Data provided:
══════════

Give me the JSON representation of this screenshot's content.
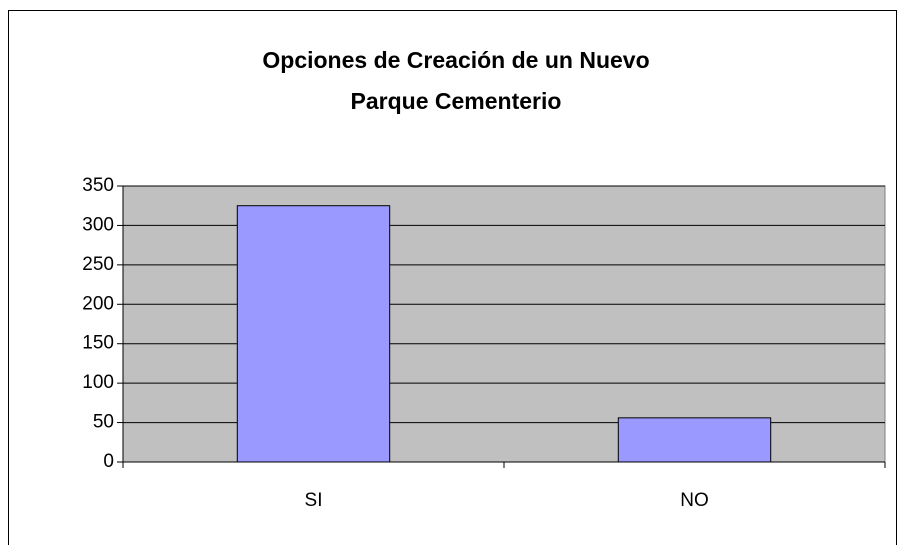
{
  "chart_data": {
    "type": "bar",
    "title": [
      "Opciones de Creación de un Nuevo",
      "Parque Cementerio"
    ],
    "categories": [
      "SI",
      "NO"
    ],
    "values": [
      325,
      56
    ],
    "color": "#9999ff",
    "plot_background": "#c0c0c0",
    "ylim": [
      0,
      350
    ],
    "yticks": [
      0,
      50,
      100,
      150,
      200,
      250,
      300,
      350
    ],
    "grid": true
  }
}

══════════

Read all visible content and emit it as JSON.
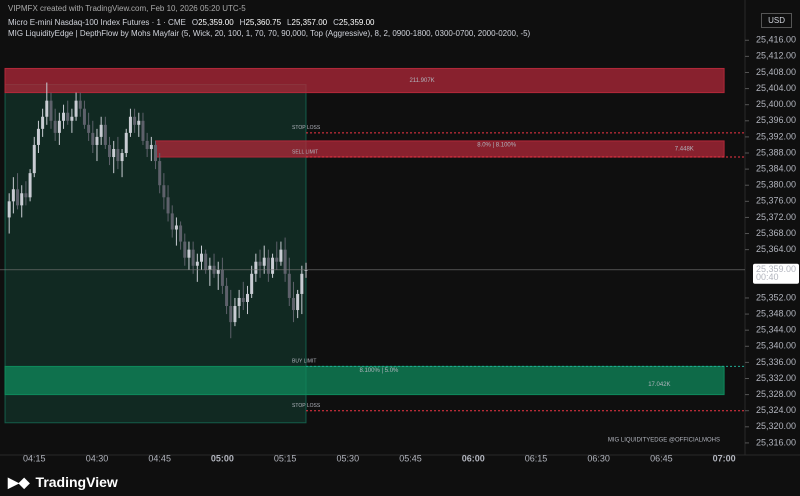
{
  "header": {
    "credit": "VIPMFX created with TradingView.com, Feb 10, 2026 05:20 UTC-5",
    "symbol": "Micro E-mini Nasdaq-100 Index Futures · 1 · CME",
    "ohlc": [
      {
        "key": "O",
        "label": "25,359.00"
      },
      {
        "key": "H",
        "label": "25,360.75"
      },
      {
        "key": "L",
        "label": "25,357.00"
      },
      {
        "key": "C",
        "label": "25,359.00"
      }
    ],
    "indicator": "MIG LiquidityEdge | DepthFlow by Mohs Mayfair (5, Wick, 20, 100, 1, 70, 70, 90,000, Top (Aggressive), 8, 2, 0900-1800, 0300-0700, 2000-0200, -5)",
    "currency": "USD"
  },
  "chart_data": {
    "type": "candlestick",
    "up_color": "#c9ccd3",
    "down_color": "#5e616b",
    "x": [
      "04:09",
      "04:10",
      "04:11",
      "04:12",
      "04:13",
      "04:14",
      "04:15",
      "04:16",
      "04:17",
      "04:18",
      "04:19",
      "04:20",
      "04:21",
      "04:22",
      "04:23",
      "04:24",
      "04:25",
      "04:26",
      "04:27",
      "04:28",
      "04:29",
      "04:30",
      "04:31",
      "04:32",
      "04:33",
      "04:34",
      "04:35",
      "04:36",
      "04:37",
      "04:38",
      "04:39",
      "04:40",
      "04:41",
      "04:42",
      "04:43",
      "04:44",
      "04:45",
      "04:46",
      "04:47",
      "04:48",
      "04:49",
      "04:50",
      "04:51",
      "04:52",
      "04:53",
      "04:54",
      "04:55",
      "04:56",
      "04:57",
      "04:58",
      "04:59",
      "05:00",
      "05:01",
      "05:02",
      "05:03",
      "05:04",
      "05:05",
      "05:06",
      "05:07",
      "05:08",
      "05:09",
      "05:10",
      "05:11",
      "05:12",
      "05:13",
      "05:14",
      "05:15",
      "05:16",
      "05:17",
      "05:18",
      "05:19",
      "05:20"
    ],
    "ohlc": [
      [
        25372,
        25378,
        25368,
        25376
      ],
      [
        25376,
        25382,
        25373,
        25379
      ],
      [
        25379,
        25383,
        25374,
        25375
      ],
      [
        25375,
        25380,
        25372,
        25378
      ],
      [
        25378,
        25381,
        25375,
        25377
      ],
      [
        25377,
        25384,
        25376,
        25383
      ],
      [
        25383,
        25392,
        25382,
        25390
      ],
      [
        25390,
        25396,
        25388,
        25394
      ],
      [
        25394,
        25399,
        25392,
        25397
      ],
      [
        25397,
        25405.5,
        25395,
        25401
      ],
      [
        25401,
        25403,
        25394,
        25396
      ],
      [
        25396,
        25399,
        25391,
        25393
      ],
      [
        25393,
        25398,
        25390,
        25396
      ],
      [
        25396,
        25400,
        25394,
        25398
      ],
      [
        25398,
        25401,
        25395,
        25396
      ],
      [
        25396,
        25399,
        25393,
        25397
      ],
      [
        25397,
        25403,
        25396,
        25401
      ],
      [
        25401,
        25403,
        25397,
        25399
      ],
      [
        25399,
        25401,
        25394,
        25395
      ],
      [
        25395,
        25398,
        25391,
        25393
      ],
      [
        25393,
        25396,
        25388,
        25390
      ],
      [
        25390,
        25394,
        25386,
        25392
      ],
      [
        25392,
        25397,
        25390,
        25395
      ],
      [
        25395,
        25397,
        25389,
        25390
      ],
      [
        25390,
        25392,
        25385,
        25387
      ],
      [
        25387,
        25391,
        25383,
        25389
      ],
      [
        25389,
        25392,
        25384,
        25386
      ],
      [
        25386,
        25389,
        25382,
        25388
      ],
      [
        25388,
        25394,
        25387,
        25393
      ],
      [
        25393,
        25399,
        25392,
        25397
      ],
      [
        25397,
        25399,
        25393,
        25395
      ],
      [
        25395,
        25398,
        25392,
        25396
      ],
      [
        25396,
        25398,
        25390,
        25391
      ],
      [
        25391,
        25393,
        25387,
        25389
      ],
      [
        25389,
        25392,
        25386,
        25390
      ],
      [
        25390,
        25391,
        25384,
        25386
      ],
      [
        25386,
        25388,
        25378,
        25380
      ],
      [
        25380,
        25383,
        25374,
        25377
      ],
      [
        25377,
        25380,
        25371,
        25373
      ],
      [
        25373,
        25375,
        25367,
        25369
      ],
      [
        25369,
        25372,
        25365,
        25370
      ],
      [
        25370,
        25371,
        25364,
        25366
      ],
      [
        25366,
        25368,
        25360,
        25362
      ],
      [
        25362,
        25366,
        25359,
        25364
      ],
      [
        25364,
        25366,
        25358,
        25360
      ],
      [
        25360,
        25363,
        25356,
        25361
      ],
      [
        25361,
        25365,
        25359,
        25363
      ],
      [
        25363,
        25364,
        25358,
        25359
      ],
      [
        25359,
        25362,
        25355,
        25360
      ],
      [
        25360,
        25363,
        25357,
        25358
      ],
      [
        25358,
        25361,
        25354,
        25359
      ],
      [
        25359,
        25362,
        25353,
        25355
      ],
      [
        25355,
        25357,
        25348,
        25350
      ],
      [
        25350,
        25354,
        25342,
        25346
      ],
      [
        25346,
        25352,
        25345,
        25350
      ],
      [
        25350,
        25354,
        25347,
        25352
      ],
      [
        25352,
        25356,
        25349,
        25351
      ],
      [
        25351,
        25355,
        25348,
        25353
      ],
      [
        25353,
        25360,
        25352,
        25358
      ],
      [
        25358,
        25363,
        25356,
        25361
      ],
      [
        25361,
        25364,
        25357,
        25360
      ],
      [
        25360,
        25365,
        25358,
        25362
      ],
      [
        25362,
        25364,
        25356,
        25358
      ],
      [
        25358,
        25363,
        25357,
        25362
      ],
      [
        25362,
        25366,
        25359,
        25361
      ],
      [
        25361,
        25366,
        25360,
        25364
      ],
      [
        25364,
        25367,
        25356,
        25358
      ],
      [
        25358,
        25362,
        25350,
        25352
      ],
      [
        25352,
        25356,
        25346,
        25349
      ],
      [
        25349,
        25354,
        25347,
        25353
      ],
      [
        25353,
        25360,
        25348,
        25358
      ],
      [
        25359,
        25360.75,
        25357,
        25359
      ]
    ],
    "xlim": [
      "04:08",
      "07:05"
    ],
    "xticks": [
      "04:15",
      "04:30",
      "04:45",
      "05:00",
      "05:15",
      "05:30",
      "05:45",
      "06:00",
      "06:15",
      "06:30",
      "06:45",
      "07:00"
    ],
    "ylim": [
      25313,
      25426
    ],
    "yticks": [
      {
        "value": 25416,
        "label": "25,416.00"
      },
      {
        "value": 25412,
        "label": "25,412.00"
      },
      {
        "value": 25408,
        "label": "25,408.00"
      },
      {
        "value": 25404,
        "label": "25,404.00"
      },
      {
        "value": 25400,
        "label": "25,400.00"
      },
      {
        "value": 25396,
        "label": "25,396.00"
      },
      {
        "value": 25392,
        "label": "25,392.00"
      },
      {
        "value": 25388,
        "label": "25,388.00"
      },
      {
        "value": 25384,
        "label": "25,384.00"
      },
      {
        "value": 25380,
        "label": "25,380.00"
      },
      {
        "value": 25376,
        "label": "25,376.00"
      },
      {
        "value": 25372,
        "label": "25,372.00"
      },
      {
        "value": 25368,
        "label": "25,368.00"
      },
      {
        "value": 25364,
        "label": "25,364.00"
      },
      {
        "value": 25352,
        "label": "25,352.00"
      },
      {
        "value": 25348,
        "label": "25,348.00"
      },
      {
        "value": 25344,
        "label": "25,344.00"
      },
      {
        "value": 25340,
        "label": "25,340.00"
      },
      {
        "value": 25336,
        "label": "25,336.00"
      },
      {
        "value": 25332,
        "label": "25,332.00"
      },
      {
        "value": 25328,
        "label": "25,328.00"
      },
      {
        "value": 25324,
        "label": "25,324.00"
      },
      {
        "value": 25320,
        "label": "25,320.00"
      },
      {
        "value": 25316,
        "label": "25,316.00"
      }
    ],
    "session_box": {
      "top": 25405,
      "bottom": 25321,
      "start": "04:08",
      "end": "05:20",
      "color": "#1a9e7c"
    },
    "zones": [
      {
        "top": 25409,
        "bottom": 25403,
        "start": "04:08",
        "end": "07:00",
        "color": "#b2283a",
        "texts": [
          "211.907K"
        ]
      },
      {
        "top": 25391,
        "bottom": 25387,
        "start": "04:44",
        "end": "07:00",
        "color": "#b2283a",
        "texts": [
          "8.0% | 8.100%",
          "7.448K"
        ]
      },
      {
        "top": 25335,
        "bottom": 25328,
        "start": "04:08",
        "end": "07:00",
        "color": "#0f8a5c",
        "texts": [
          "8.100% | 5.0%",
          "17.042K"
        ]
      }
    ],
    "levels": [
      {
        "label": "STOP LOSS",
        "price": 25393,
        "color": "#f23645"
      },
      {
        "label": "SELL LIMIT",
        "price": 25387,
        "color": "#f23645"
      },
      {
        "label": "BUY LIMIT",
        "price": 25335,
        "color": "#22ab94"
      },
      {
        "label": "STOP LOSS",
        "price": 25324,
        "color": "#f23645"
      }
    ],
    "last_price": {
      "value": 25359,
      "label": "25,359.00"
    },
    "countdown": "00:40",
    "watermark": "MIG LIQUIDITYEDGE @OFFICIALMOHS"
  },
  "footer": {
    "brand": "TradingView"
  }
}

══════════

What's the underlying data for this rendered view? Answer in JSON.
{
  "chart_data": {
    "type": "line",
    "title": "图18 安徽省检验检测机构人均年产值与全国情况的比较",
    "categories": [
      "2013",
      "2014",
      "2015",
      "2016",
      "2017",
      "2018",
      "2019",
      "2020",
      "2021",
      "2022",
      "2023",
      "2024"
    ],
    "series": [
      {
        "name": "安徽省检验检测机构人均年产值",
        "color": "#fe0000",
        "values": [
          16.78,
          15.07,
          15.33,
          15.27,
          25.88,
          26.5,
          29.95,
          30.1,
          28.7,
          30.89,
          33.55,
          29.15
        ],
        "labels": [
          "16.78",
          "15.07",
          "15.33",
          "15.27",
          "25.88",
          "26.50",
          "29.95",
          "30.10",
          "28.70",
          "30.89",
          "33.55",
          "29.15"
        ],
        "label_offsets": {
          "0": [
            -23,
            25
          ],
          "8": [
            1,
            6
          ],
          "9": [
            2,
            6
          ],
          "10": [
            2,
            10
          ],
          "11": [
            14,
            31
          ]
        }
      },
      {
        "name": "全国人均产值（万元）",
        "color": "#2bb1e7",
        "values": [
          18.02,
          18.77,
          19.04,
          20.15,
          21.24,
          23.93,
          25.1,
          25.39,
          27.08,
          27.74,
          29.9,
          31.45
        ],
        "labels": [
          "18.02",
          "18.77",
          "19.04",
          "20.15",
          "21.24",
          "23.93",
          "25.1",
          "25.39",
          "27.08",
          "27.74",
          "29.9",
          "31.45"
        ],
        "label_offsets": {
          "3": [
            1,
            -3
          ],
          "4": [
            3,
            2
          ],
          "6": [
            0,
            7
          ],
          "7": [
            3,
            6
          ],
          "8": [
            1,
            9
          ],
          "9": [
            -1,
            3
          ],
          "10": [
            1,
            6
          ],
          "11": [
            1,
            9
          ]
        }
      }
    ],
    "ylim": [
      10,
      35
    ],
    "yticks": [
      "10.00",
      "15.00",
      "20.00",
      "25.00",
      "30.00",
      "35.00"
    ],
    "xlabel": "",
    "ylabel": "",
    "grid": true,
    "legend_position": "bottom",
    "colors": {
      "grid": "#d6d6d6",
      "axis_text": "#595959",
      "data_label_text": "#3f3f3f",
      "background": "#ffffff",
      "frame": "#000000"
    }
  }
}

══════════

Exercise instructions: Going over the lines above, work out how many include "content", then give only that number.

Complete response: 2